* **WHAT YOU ARE ASKED TO DO**
Lines from the material below that hold the string "billing" are what is needed; copy each of them.

* **MATERIAL PROVIDED**
== == ==

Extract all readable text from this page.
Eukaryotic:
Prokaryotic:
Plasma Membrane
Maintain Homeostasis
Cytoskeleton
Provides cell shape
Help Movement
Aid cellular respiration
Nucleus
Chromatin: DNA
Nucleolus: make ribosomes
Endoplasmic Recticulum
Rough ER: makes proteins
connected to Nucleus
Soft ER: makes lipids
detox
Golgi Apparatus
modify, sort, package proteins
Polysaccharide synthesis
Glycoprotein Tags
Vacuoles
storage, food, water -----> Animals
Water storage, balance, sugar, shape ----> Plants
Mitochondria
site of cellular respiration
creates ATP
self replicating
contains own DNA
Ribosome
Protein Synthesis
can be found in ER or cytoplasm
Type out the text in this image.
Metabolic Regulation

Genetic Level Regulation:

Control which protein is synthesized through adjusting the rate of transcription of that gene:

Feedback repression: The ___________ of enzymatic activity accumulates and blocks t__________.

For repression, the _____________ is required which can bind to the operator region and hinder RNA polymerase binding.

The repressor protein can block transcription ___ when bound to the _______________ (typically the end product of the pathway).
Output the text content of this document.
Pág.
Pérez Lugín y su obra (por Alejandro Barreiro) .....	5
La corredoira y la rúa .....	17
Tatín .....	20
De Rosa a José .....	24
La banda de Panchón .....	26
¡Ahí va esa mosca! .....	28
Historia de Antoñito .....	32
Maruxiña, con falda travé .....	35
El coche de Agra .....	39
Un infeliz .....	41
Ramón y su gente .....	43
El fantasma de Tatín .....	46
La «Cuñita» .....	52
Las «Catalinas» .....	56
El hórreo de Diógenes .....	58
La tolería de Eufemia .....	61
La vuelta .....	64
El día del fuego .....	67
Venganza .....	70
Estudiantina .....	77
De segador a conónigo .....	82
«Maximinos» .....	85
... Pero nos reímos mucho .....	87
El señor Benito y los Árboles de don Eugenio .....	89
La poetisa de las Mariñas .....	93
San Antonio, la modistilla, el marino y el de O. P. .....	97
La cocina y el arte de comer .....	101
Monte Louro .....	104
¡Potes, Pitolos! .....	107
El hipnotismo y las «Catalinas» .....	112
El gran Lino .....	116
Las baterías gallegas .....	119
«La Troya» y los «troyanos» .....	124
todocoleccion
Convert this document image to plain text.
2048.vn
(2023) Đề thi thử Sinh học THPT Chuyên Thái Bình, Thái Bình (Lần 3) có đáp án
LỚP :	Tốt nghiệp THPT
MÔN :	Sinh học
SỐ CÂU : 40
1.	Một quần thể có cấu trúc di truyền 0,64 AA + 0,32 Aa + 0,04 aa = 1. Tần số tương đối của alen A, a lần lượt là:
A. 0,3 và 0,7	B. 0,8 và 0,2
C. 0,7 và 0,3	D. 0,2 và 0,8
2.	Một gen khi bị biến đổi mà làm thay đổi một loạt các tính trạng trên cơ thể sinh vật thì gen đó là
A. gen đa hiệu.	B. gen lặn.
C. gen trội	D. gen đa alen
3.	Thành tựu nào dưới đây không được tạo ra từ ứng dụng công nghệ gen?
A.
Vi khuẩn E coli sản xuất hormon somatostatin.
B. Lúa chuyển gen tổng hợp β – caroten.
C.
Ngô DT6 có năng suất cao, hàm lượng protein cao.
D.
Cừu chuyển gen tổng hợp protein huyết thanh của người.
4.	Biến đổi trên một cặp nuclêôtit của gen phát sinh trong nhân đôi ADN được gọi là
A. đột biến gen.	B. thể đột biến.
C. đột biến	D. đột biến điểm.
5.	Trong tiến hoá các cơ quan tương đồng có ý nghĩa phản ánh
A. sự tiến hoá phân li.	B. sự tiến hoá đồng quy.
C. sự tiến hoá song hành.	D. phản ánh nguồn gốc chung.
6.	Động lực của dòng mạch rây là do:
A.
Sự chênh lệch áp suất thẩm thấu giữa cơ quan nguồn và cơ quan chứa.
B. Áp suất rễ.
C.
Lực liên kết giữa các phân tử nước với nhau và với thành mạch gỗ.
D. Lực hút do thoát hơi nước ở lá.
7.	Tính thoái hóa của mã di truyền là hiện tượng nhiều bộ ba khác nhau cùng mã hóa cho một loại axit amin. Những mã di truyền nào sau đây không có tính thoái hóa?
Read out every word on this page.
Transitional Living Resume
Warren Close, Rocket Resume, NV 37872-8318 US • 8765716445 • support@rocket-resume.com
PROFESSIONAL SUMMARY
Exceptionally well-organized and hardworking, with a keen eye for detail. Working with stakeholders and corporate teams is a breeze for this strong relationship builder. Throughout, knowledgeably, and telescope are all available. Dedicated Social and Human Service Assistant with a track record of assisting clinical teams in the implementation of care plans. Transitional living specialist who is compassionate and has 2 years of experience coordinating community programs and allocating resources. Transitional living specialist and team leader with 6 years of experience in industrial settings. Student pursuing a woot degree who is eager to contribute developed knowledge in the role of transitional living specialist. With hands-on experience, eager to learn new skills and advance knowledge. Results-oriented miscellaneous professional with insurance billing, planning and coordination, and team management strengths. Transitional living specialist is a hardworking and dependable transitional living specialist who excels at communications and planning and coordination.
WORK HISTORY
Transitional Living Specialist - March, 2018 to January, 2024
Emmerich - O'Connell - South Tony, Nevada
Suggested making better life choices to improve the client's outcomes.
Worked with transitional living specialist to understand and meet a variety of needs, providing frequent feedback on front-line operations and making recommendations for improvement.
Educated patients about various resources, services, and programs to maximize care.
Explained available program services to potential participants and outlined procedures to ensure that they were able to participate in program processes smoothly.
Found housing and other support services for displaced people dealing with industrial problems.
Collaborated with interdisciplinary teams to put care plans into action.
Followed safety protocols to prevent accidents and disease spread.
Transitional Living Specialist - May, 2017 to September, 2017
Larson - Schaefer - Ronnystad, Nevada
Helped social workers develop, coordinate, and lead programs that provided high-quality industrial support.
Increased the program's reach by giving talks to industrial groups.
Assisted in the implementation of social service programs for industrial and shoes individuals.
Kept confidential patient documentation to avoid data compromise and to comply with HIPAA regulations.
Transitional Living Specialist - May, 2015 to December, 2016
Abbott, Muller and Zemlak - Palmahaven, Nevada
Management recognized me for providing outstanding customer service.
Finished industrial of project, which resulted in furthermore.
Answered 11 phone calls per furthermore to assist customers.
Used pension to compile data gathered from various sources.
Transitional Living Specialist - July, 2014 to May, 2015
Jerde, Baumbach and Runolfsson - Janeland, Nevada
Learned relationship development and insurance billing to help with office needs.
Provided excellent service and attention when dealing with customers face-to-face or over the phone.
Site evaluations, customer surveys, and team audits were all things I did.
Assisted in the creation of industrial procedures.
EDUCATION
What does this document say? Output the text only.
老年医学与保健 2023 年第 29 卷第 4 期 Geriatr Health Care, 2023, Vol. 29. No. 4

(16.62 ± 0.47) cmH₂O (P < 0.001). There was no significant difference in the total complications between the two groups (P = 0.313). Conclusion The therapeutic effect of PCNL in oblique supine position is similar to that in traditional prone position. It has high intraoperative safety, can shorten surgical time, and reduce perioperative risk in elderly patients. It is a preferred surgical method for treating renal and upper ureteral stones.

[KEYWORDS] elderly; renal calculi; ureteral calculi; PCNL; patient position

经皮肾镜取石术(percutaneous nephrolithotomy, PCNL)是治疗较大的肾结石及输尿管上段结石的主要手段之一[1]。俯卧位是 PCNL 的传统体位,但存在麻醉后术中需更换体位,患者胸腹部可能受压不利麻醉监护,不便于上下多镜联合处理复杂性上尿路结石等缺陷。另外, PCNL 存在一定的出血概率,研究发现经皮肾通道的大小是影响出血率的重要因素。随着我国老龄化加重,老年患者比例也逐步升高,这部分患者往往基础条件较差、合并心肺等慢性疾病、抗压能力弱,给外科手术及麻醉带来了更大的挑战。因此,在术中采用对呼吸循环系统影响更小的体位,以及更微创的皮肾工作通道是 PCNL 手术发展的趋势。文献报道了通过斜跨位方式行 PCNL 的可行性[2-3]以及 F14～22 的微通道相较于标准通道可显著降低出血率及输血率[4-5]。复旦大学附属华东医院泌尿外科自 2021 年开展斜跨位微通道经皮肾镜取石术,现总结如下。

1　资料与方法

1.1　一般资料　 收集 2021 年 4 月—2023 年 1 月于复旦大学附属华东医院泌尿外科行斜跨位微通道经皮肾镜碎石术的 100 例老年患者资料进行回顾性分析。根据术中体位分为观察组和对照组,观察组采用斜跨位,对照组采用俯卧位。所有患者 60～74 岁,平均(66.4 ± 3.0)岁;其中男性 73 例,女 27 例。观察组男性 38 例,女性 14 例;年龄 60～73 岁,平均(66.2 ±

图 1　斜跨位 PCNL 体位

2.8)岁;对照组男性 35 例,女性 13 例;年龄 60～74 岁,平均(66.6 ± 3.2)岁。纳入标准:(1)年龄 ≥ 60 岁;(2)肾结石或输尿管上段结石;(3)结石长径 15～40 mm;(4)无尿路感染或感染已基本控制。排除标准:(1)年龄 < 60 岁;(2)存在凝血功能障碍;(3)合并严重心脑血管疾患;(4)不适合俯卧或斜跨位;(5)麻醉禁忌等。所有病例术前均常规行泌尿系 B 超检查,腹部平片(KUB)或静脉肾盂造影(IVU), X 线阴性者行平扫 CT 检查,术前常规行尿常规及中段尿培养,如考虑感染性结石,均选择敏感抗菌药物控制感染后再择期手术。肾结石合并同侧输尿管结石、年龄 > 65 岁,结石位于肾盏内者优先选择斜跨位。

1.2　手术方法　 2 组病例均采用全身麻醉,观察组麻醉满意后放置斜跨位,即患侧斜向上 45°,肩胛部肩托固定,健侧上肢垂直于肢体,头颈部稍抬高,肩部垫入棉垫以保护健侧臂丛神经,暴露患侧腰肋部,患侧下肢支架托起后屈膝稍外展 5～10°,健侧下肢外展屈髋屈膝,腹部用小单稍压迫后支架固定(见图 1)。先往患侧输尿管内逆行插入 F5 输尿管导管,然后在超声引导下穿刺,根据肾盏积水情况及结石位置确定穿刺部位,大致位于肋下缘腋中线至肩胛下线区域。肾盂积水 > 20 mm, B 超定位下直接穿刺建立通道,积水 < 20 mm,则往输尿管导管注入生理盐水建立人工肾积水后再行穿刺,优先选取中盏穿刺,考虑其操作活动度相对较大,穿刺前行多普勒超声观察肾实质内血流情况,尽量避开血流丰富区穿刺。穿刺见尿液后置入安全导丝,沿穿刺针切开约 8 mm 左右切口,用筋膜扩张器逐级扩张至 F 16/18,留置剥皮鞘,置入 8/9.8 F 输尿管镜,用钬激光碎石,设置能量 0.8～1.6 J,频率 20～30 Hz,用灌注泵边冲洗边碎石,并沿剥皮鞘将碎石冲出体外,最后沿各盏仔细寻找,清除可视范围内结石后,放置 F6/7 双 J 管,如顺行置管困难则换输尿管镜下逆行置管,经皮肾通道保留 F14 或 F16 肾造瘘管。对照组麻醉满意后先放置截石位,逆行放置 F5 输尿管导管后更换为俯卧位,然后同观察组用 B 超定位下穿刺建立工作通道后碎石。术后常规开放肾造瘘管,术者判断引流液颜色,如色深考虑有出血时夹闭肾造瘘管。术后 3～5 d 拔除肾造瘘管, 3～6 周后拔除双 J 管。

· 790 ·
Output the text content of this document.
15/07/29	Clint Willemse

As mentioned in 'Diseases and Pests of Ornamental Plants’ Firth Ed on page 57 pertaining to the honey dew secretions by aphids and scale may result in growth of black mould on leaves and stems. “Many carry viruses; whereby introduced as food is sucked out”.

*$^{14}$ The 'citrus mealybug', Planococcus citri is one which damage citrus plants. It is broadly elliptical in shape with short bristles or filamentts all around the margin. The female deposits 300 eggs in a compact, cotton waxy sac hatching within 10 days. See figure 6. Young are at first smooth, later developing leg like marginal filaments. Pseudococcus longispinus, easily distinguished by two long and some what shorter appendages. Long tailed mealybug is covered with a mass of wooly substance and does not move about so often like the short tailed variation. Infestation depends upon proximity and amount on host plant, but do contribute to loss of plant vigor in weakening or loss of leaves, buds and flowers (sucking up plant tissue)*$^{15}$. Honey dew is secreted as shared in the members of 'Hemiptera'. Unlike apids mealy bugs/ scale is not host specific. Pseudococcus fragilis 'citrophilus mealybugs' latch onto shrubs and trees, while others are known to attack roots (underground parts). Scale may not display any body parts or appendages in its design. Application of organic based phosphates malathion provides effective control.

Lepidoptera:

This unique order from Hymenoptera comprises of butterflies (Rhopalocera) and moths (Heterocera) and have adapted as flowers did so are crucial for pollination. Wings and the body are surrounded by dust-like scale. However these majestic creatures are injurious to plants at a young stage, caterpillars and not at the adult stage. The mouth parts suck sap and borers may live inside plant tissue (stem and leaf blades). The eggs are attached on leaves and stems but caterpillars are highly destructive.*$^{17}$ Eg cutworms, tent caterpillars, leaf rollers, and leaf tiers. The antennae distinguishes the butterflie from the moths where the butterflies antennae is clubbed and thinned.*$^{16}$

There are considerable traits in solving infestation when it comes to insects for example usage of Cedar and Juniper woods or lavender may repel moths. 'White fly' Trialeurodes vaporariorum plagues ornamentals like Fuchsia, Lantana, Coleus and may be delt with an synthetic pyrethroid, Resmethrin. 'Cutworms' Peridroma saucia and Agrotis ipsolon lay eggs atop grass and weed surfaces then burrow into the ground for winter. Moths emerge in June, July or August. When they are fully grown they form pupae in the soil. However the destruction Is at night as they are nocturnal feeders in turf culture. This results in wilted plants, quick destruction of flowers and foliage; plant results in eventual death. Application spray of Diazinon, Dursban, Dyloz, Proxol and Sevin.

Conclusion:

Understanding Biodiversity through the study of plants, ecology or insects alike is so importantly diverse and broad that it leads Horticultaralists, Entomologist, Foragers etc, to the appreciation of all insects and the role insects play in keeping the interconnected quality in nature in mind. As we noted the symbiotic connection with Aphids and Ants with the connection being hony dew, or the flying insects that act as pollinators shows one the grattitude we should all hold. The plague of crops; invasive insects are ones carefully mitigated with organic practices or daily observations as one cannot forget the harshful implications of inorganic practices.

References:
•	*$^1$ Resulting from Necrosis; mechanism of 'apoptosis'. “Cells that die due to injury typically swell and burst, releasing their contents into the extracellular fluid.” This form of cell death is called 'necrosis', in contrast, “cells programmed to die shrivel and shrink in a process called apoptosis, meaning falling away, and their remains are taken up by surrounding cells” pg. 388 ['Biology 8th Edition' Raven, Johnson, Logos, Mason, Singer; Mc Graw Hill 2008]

== == ==

* **ANSWER SPACE**
Exceptionally well-organized and hardworking, with a keen eye for detail. Working with stakeholders and corporate teams is a breeze for this strong relationship builder. Throughout, knowledgeably, and telescope are all available. Dedicated Social and Human Service Assistant with a track record of assisting clinical teams in the implementation of care plans. Transitional living specialist who is compassionate and has 2 years of experience coordinating community programs and allocating resources. Transitional living specialist and team leader with 6 years of experience in industrial settings. Student pursuing a woot degree who is eager to contribute developed knowledge in the role of transitional living specialist. With hands-on experience, eager to learn new skills and advance knowledge. Results-oriented miscellaneous professional with insurance billing, planning and coordination, and team management strengths. Transitional living specialist is a hardworking and dependable transitional living specialist who excels at communications and planning and coordination.
Learned relationship development and insurance billing to help with office needs.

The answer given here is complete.